» **What you should do**: Reproduce all of the material exactly as shown.

» **The data**:

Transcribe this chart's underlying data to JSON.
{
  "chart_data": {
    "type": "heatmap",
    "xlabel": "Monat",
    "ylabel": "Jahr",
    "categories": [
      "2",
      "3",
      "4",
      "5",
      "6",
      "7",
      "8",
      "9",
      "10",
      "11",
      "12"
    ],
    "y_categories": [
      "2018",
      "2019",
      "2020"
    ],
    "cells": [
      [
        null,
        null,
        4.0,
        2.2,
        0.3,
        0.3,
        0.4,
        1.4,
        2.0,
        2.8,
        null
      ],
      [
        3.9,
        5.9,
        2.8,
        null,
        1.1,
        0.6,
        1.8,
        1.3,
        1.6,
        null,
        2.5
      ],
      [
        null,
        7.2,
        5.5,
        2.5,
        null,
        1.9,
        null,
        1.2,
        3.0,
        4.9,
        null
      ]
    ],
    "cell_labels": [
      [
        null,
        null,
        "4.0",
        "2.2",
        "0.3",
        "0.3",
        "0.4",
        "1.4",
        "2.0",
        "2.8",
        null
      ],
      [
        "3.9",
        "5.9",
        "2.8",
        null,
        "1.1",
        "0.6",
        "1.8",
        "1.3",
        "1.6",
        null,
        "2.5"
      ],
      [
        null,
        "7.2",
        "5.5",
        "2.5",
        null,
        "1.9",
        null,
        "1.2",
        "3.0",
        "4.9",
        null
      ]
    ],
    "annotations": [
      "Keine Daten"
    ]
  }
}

» **Answer below**:
Transcribe this chart's underlying data to JSON.
{
  "chart_data": {
    "type": "heatmap",
    "xlabel": "Monat",
    "ylabel": "Jahr",
    "categories": [
      "2",
      "3",
      "4",
      "5",
      "6",
      "7",
      "8",
      "9",
      "10",
      "11",
      "12"
    ],
    "y_categories": [
      "2018",
      "2019",
      "2020"
    ],
    "cells": [
      [
        null,
        null,
        4.0,
        2.2,
        0.3,
        0.3,
        0.4,
        1.4,
        2.0,
        2.8,
        null
      ],
      [
        3.9,
        5.9,
        2.8,
        null,
        1.1,
        0.6,
        1.8,
        1.3,
        1.6,
        null,
        2.5
      ],
      [
        null,
        7.2,
        5.5,
        2.5,
        null,
        1.9,
        null,
        1.2,
        3.0,
        4.9,
        null
      ]
    ],
    "cell_labels": [
      [
        null,
        null,
        "4.0",
        "2.2",
        "0.3",
        "0.3",
        "0.4",
        "1.4",
        "2.0",
        "2.8",
        null
      ],
      [
        "3.9",
        "5.9",
        "2.8",
        null,
        "1.1",
        "0.6",
        "1.8",
        "1.3",
        "1.6",
        null,
        "2.5"
      ],
      [
        null,
        "7.2",
        "5.5",
        "2.5",
        null,
        "1.9",
        null,
        "1.2",
        "3.0",
        "4.9",
        null
      ]
    ],
    "annotations": [
      "Keine Daten"
    ]
  }
}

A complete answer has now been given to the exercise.